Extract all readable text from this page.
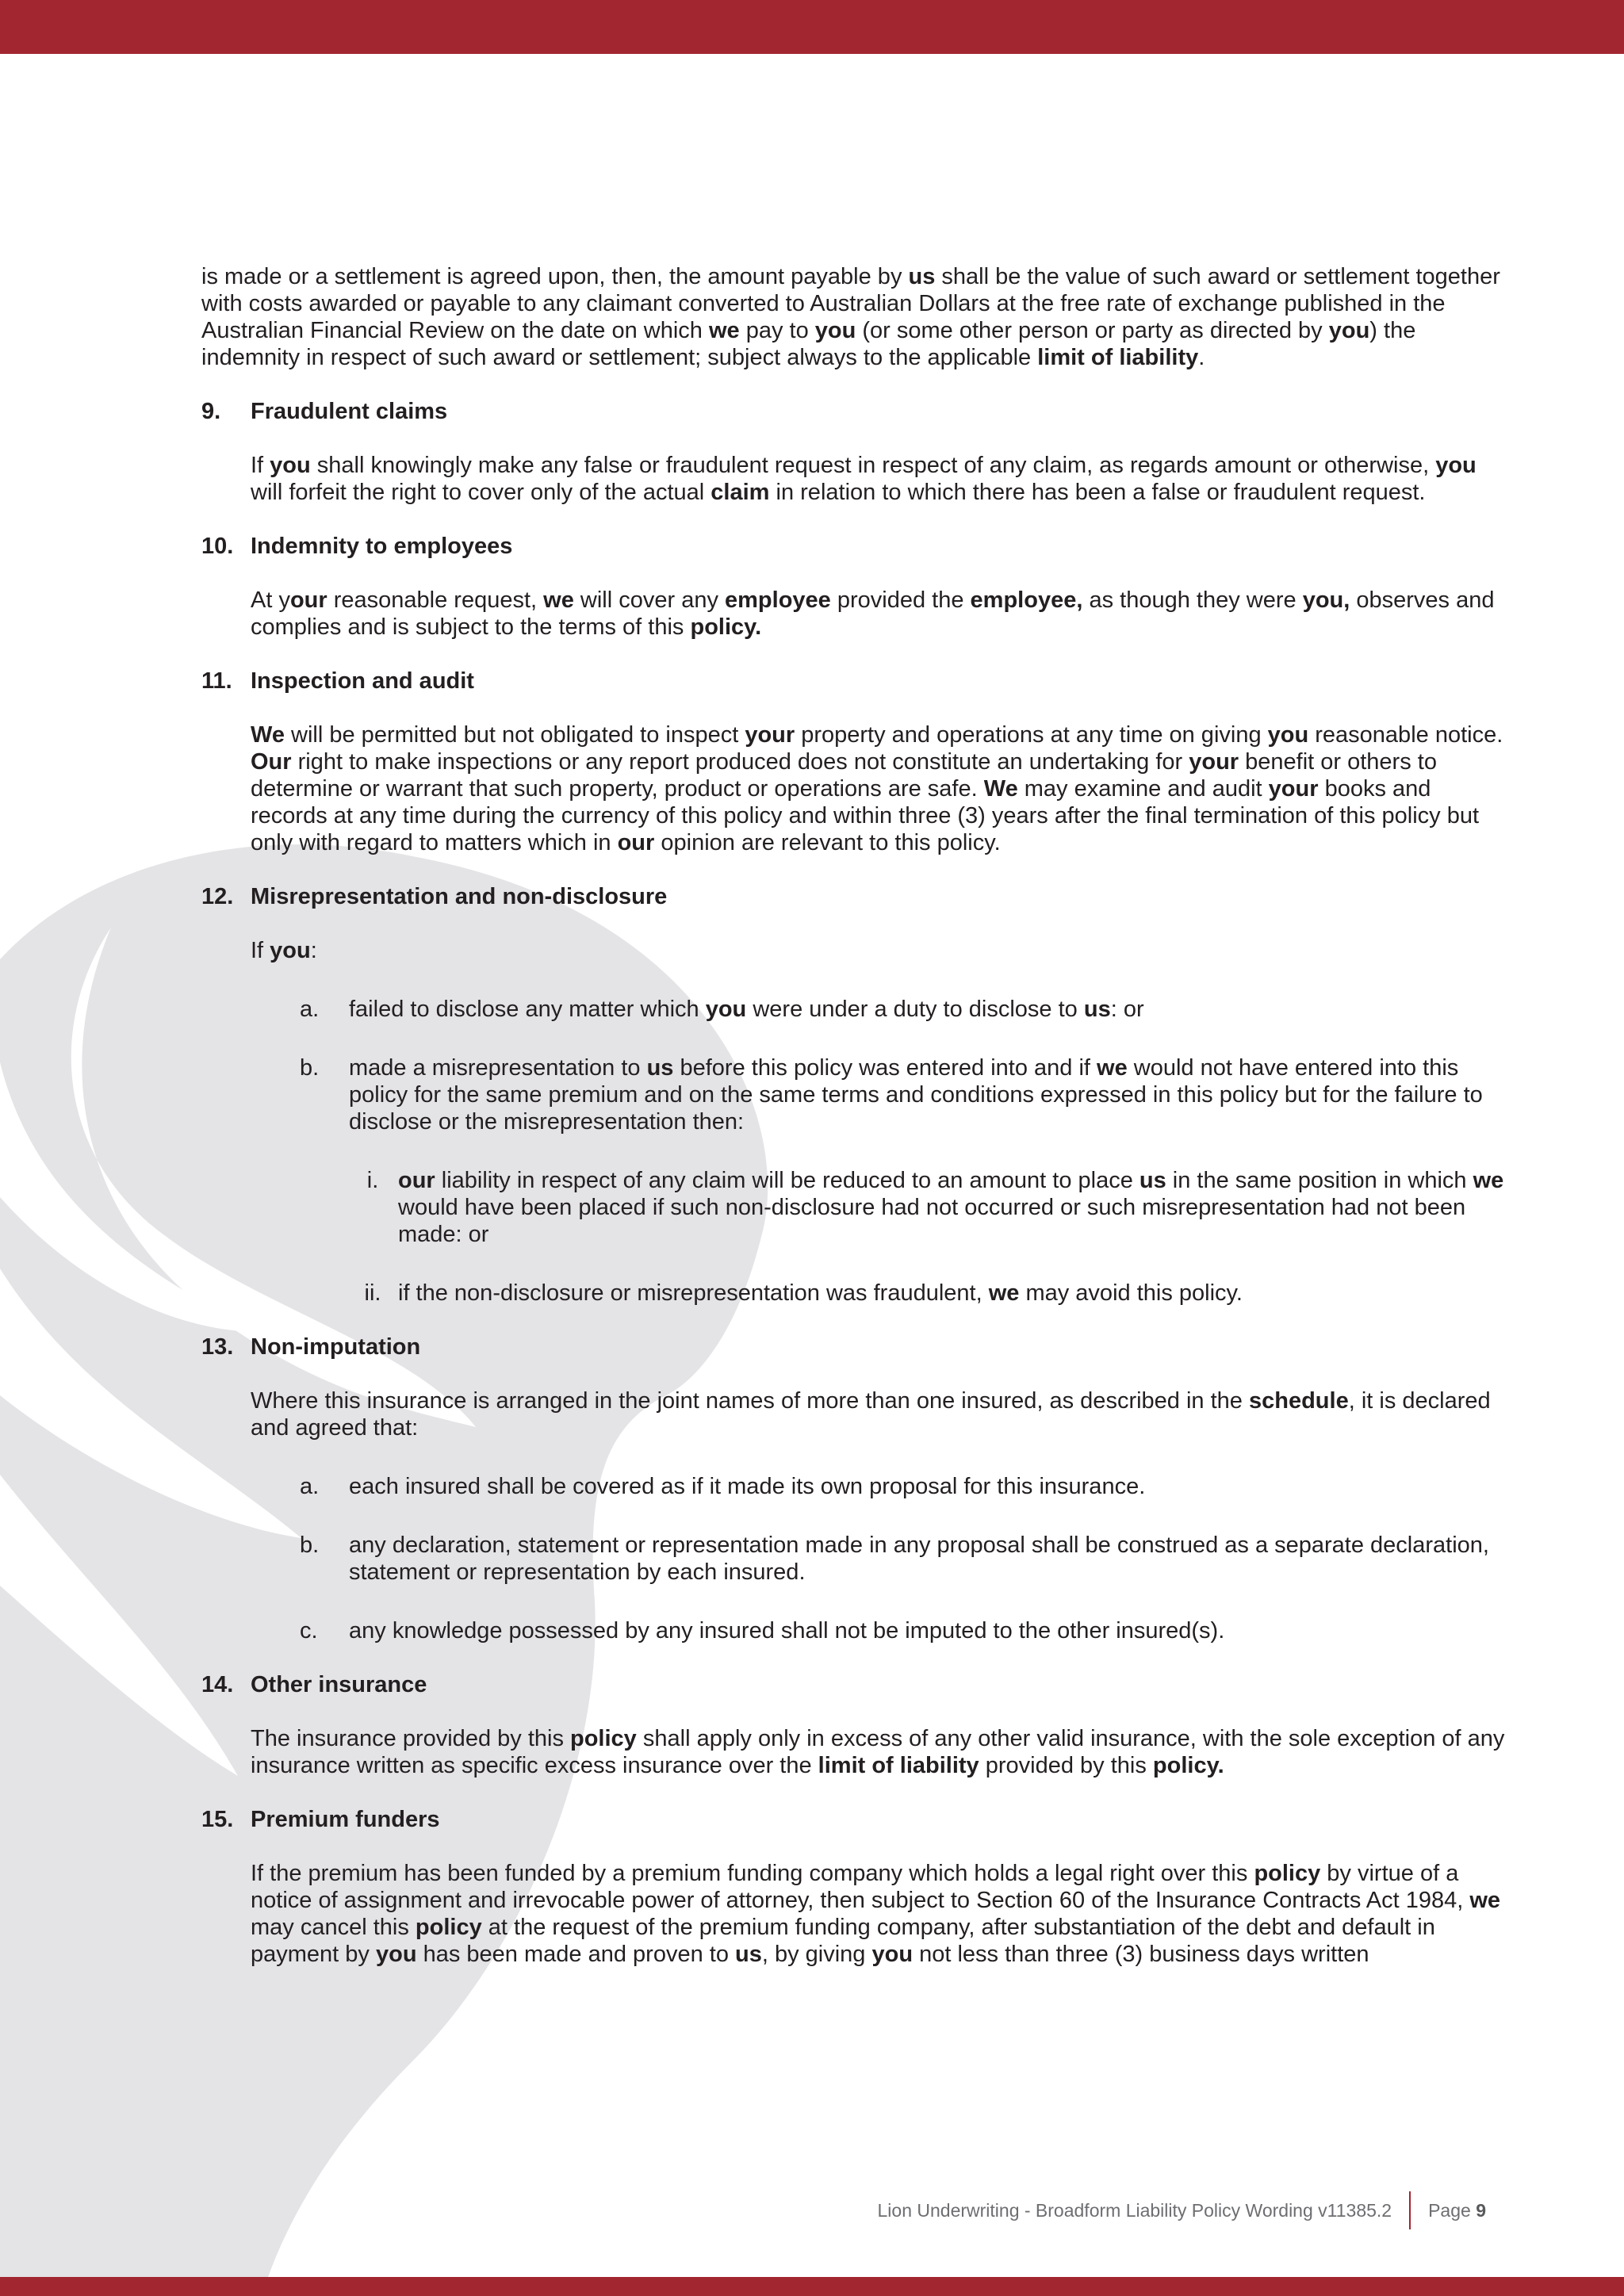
is made or a settlement is agreed upon, then, the amount payable by us shall be the value of such award or settlement together with costs awarded or payable to any claimant converted to Australian Dollars at the free rate of exchange published in the Australian Financial Review on the date on which we pay to you (or some other person or party as directed by you) the indemnity in respect of such award or settlement; subject always to the applicable limit of liability.

9.	Fraudulent claims

If you shall knowingly make any false or fraudulent request in respect of any claim, as regards amount or otherwise, you will forfeit the right to cover only of the actual claim in relation to which there has been a false or fraudulent request.

10. Indemnity to employees

At your reasonable request, we will cover any employee provided the employee, as though they were you, observes and complies and is subject to the terms of this policy.

11. Inspection and audit

We will be permitted but not obligated to inspect your property and operations at any time on giving you reasonable notice. Our right to make inspections or any report produced does not constitute an undertaking for your benefit or others to determine or warrant that such property, product or operations are safe. We may examine and audit your books and records at any time during the currency of this policy and within three (3) years after the final termination of this policy but only with regard to matters which in our opinion are relevant to this policy.

12. Misrepresentation and non-disclosure

If you:

a.	failed to disclose any matter which you were under a duty to disclose to us: or
b.	made a misrepresentation to us before this policy was entered into and if we would not have entered into this policy for the same premium and on the same terms and conditions expressed in this policy but for the failure to disclose or the misrepresentation then:
i. our liability in respect of any claim will be reduced to an amount to place us in the same position in which we would have been placed if such non-disclosure had not occurred or such misrepresentation had not been made: or
ii. if the non-disclosure or misrepresentation was fraudulent, we may avoid this policy.
13. Non-imputation

Where this insurance is arranged in the joint names of more than one insured, as described in the schedule, it is declared and agreed that:

a.	each insured shall be covered as if it made its own proposal for this insurance.
b.	any declaration, statement or representation made in any proposal shall be construed as a separate declaration, statement or representation by each insured.
c.	any knowledge possessed by any insured shall not be imputed to the other insured(s).
14. Other insurance

The insurance provided by this policy shall apply only in excess of any other valid insurance, with the sole exception of any insurance written as specific excess insurance over the limit of liability provided by this policy.

15. Premium funders

If the premium has been funded by a premium funding company which holds a legal right over this policy by virtue of a notice of assignment and irrevocable power of attorney, then subject to Section 60 of the Insurance Contracts Act 1984, we may cancel this policy at the request of the premium funding company, after substantiation of the debt and default in payment by you has been made and proven to us, by giving you not less than three (3) business days written

Lion Underwriting - Broadform Liability Policy Wording v11385.2 Page
9
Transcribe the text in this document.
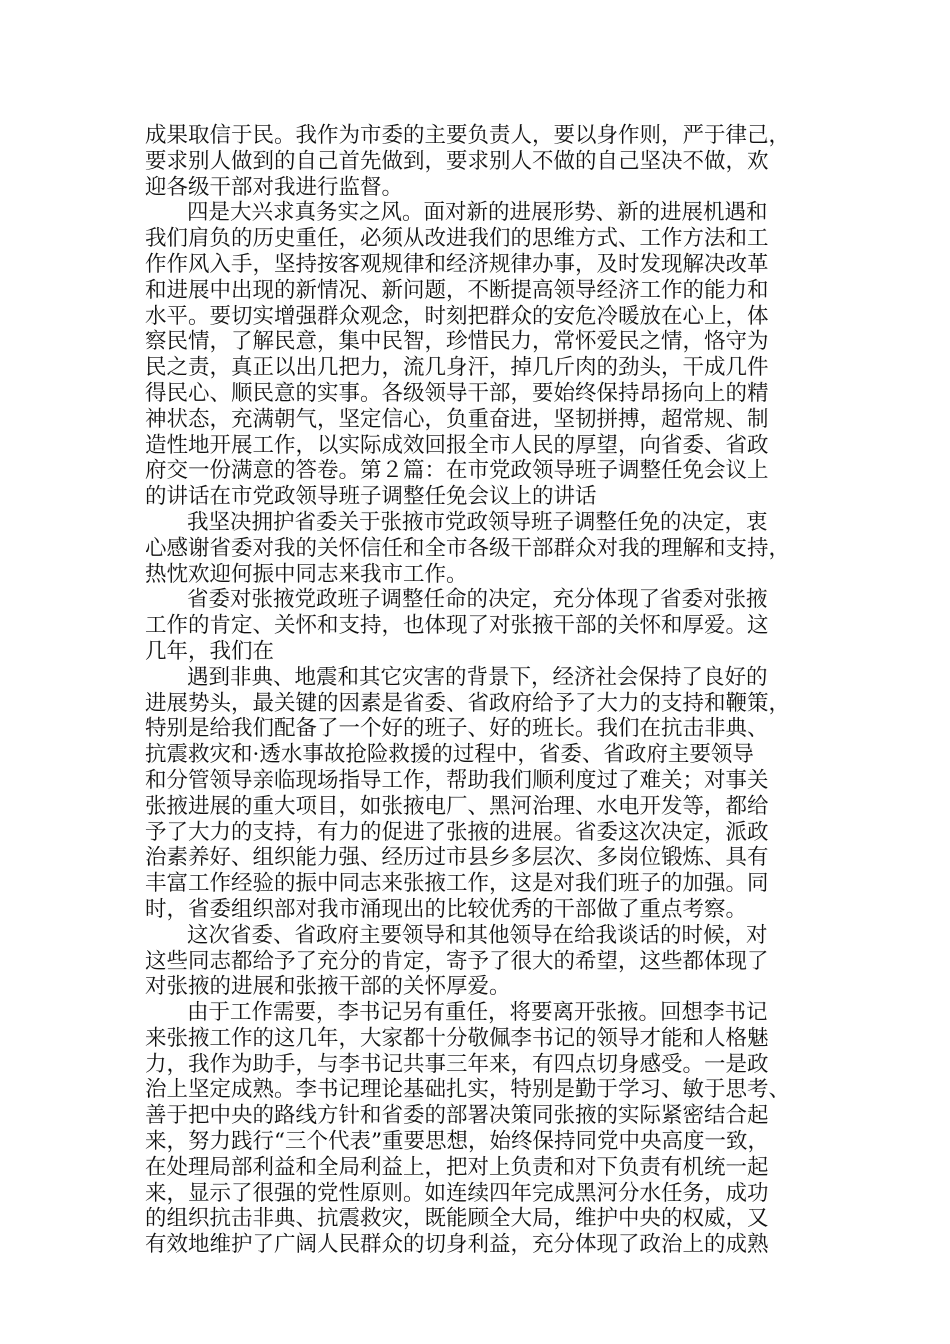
成果取信于民。我作为市委的主要负责人，要以身作则，严于律己，
要求别人做到的自己首先做到，要求别人不做的自己坚决不做，欢
迎各级干部对我进行监督。
四是大兴求真务实之风。面对新的进展形势、新的进展机遇和
我们肩负的历史重任，必须从改进我们的思维方式、工作方法和工
作作风入手，坚持按客观规律和经济规律办事，及时发现解决改革
和进展中出现的新情况、新问题，不断提高领导经济工作的能力和
水平。要切实增强群众观念，时刻把群众的安危冷暖放在心上，体
察民情，了解民意，集中民智，珍惜民力，常怀爱民之情，恪守为
民之责，真正以出几把力，流几身汗，掉几斤肉的劲头，干成几件
得民心、顺民意的实事。各级领导干部，要始终保持昂扬向上的精
神状态，充满朝气，坚定信心，负重奋进，坚韧拼搏，超常规、制
造性地开展工作，以实际成效回报全市人民的厚望，向省委、省政
府交一份满意的答卷。第２篇：在市党政领导班子调整任免会议上
的讲话在市党政领导班子调整任免会议上的讲话
我坚决拥护省委关于张掖市党政领导班子调整任免的决定，衷
心感谢省委对我的关怀信任和全市各级干部群众对我的理解和支持，
热忱欢迎何振中同志来我市工作。
省委对张掖党政班子调整任命的决定，充分体现了省委对张掖
工作的肯定、关怀和支持，也体现了对张掖干部的关怀和厚爱。这
几年，我们在
遇到非典、地震和其它灾害的背景下，经济社会保持了良好的
进展势头，最关键的因素是省委、省政府给予了大力的支持和鞭策，
特别是给我们配备了一个好的班子、好的班长。我们在抗击非典、
抗震救灾和·透水事故抢险救援的过程中，省委、省政府主要领导
和分管领导亲临现场指导工作，帮助我们顺利度过了难关；对事关
张掖进展的重大项目，如张掖电厂、黑河治理、水电开发等，都给
予了大力的支持，有力的促进了张掖的进展。省委这次决定，派政
治素养好、组织能力强、经历过市县乡多层次、多岗位锻炼、具有
丰富工作经验的振中同志来张掖工作，这是对我们班子的加强。同
时，省委组织部对我市涌现出的比较优秀的干部做了重点考察。
这次省委、省政府主要领导和其他领导在给我谈话的时候，对
这些同志都给予了充分的肯定，寄予了很大的希望，这些都体现了
对张掖的进展和张掖干部的关怀厚爱。
由于工作需要，李书记另有重任，将要离开张掖。回想李书记
来张掖工作的这几年，大家都十分敬佩李书记的领导才能和人格魅
力，我作为助手，与李书记共事三年来，有四点切身感受。一是政
治上坚定成熟。李书记理论基础扎实，特别是勤于学习、敏于思考、
善于把中央的路线方针和省委的部署决策同张掖的实际紧密结合起
来，努力践行“三个代表”重要思想，始终保持同党中央高度一致，
在处理局部利益和全局利益上，把对上负责和对下负责有机统一起
来，显示了很强的党性原则。如连续四年完成黑河分水任务，成功
的组织抗击非典、抗震救灾，既能顾全大局，维护中央的权威，又
有效地维护了广阔人民群众的切身利益，充分体现了政治上的成熟
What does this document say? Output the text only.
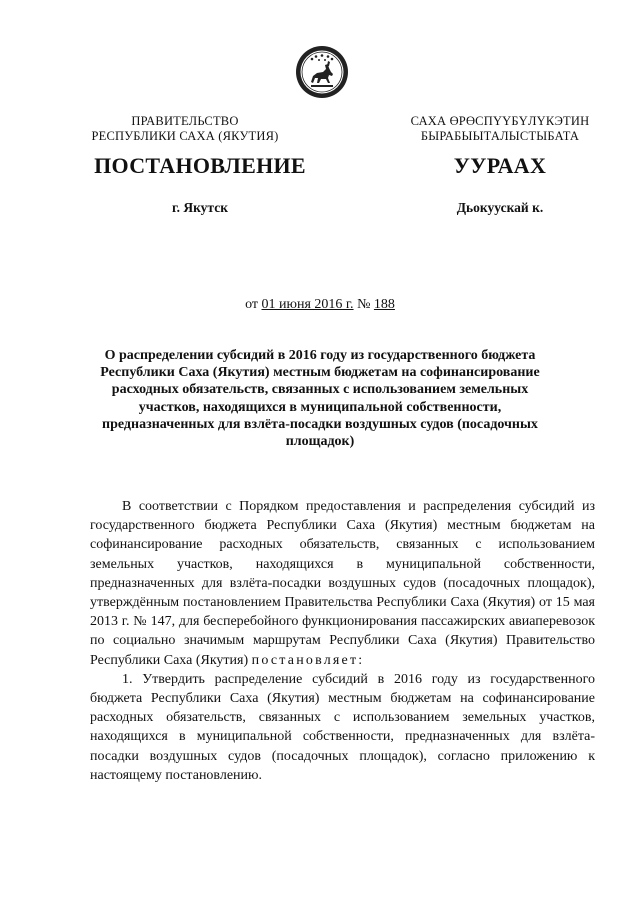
ПРАВИТЕЛЬСТВО
РЕСПУБЛИКИ САХА (ЯКУТИЯ)
САХА ӨРӨСПҮҮБҮЛҮКЭТИН
БЫРАБЫЫТАЛЫСТЫБАТА
ПОСТАНОВЛЕНИЕ	УУРААХ
г. Якутск	Дьокуускай к.
от 01 июня 2016 г. № 188
О распределении субсидий в 2016 году из государственного бюджета
Республики Саха (Якутия) местным бюджетам на софинансирование
расходных обязательств, связанных с использованием земельных
участков, находящихся в муниципальной собственности,
предназначенных для взлёта-посадки воздушных судов (посадочных
площадок)

В соответствии с Порядком предоставления и распределения субсидий из государственного бюджета Республики Саха (Якутия) местным бюджетам на софинансирование расходных обязательств, связанных с использованием земельных участков, находящихся в муниципальной собственности, предназначенных для взлёта-посадки воздушных судов (посадочных площадок), утверждённым постановлением Правительства Республики Саха (Якутия) от 15 мая 2013 г. № 147, для бесперебойного функционирования пассажирских авиаперевозок по социально значимым маршрутам Республики Саха (Якутия) Правительство Республики Саха (Якутия) постановляет:

1. Утвердить распределение субсидий в 2016 году из государственного бюджета Республики Саха (Якутия) местным бюджетам на софинансирование расходных обязательств, связанных с использованием земельных участков, находящихся в муниципальной собственности, предназначенных для взлёта-посадки воздушных судов (посадочных площадок), согласно приложению к настоящему постановлению.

● ● ● ● ● ● ●

**EXERCISE REQUIREMENTS:**
The records above should be reproduced exactly, with no pictures included.

**OUTPUT:**
Extract all readable text from this page.
is made or a settlement is agreed upon, then, the amount payable by us shall be the value of such award or settlement together with costs awarded or payable to any claimant converted to Australian Dollars at the free rate of exchange published in the Australian Financial Review on the date on which we pay to you (or some other person or party as directed by you) the indemnity in respect of such award or settlement; subject always to the applicable limit of liability.

9.	Fraudulent claims

If you shall knowingly make any false or fraudulent request in respect of any claim, as regards amount or otherwise, you will forfeit the right to cover only of the actual claim in relation to which there has been a false or fraudulent request.

10. Indemnity to employees

At your reasonable request, we will cover any employee provided the employee, as though they were you, observes and complies and is subject to the terms of this policy.

11. Inspection and audit

We will be permitted but not obligated to inspect your property and operations at any time on giving you reasonable notice. Our right to make inspections or any report produced does not constitute an undertaking for your benefit or others to determine or warrant that such property, product or operations are safe. We may examine and audit your books and records at any time during the currency of this policy and within three (3) years after the final termination of this policy but only with regard to matters which in our opinion are relevant to this policy.

12. Misrepresentation and non-disclosure

If you:

a.	failed to disclose any matter which you were under a duty to disclose to us: or
b.	made a misrepresentation to us before this policy was entered into and if we would not have entered into this policy for the same premium and on the same terms and conditions expressed in this policy but for the failure to disclose or the misrepresentation then:
i. our liability in respect of any claim will be reduced to an amount to place us in the same position in which we would have been placed if such non-disclosure had not occurred or such misrepresentation had not been made: or
ii. if the non-disclosure or misrepresentation was fraudulent, we may avoid this policy.
13. Non-imputation

Where this insurance is arranged in the joint names of more than one insured, as described in the schedule, it is declared and agreed that:

a.	each insured shall be covered as if it made its own proposal for this insurance.
b.	any declaration, statement or representation made in any proposal shall be construed as a separate declaration, statement or representation by each insured.
c.	any knowledge possessed by any insured shall not be imputed to the other insured(s).
14. Other insurance

The insurance provided by this policy shall apply only in excess of any other valid insurance, with the sole exception of any insurance written as specific excess insurance over the limit of liability provided by this policy.

15. Premium funders

If the premium has been funded by a premium funding company which holds a legal right over this policy by virtue of a notice of assignment and irrevocable power of attorney, then subject to Section 60 of the Insurance Contracts Act 1984, we may cancel this policy at the request of the premium funding company, after substantiation of the debt and default in payment by you has been made and proven to us, by giving you not less than three (3) business days written

Lion Underwriting - Broadform Liability Policy Wording v11385.2 Page
9
Transcribe the text in this document.
成果取信于民。我作为市委的主要负责人，要以身作则，严于律己，
要求别人做到的自己首先做到，要求别人不做的自己坚决不做，欢
迎各级干部对我进行监督。
四是大兴求真务实之风。面对新的进展形势、新的进展机遇和
我们肩负的历史重任，必须从改进我们的思维方式、工作方法和工
作作风入手，坚持按客观规律和经济规律办事，及时发现解决改革
和进展中出现的新情况、新问题，不断提高领导经济工作的能力和
水平。要切实增强群众观念，时刻把群众的安危冷暖放在心上，体
察民情，了解民意，集中民智，珍惜民力，常怀爱民之情，恪守为
民之责，真正以出几把力，流几身汗，掉几斤肉的劲头，干成几件
得民心、顺民意的实事。各级领导干部，要始终保持昂扬向上的精
神状态，充满朝气，坚定信心，负重奋进，坚韧拼搏，超常规、制
造性地开展工作，以实际成效回报全市人民的厚望，向省委、省政
府交一份满意的答卷。第２篇：在市党政领导班子调整任免会议上
的讲话在市党政领导班子调整任免会议上的讲话
我坚决拥护省委关于张掖市党政领导班子调整任免的决定，衷
心感谢省委对我的关怀信任和全市各级干部群众对我的理解和支持，
热忱欢迎何振中同志来我市工作。
省委对张掖党政班子调整任命的决定，充分体现了省委对张掖
工作的肯定、关怀和支持，也体现了对张掖干部的关怀和厚爱。这
几年，我们在
遇到非典、地震和其它灾害的背景下，经济社会保持了良好的
进展势头，最关键的因素是省委、省政府给予了大力的支持和鞭策，
特别是给我们配备了一个好的班子、好的班长。我们在抗击非典、
抗震救灾和·透水事故抢险救援的过程中，省委、省政府主要领导
和分管领导亲临现场指导工作，帮助我们顺利度过了难关；对事关
张掖进展的重大项目，如张掖电厂、黑河治理、水电开发等，都给
予了大力的支持，有力的促进了张掖的进展。省委这次决定，派政
治素养好、组织能力强、经历过市县乡多层次、多岗位锻炼、具有
丰富工作经验的振中同志来张掖工作，这是对我们班子的加强。同
时，省委组织部对我市涌现出的比较优秀的干部做了重点考察。
这次省委、省政府主要领导和其他领导在给我谈话的时候，对
这些同志都给予了充分的肯定，寄予了很大的希望，这些都体现了
对张掖的进展和张掖干部的关怀厚爱。
由于工作需要，李书记另有重任，将要离开张掖。回想李书记
来张掖工作的这几年，大家都十分敬佩李书记的领导才能和人格魅
力，我作为助手，与李书记共事三年来，有四点切身感受。一是政
治上坚定成熟。李书记理论基础扎实，特别是勤于学习、敏于思考、
善于把中央的路线方针和省委的部署决策同张掖的实际紧密结合起
来，努力践行“三个代表”重要思想，始终保持同党中央高度一致，
在处理局部利益和全局利益上，把对上负责和对下负责有机统一起
来，显示了很强的党性原则。如连续四年完成黑河分水任务，成功
的组织抗击非典、抗震救灾，既能顾全大局，维护中央的权威，又
有效地维护了广阔人民群众的切身利益，充分体现了政治上的成熟
What does this document say? Output the text only.
ПРАВИТЕЛЬСТВО
РЕСПУБЛИКИ САХА (ЯКУТИЯ)
САХА ӨРӨСПҮҮБҮЛҮКЭТИН
БЫРАБЫЫТАЛЫСТЫБАТА
ПОСТАНОВЛЕНИЕ	УУРААХ
г. Якутск	Дьокуускай к.
от 01 июня 2016 г. № 188
О распределении субсидий в 2016 году из государственного бюджета
Республики Саха (Якутия) местным бюджетам на софинансирование
расходных обязательств, связанных с использованием земельных
участков, находящихся в муниципальной собственности,
предназначенных для взлёта-посадки воздушных судов (посадочных
площадок)

В соответствии с Порядком предоставления и распределения субсидий из государственного бюджета Республики Саха (Якутия) местным бюджетам на софинансирование расходных обязательств, связанных с использованием земельных участков, находящихся в муниципальной собственности, предназначенных для взлёта-посадки воздушных судов (посадочных площадок), утверждённым постановлением Правительства Республики Саха (Якутия) от 15 мая 2013 г. № 147, для бесперебойного функционирования пассажирских авиаперевозок по социально значимым маршрутам Республики Саха (Якутия) Правительство Республики Саха (Якутия) постановляет:

1. Утвердить распределение субсидий в 2016 году из государственного бюджета Республики Саха (Якутия) местным бюджетам на софинансирование расходных обязательств, связанных с использованием земельных участков, находящихся в муниципальной собственности, предназначенных для взлёта-посадки воздушных судов (посадочных площадок), согласно приложению к настоящему постановлению.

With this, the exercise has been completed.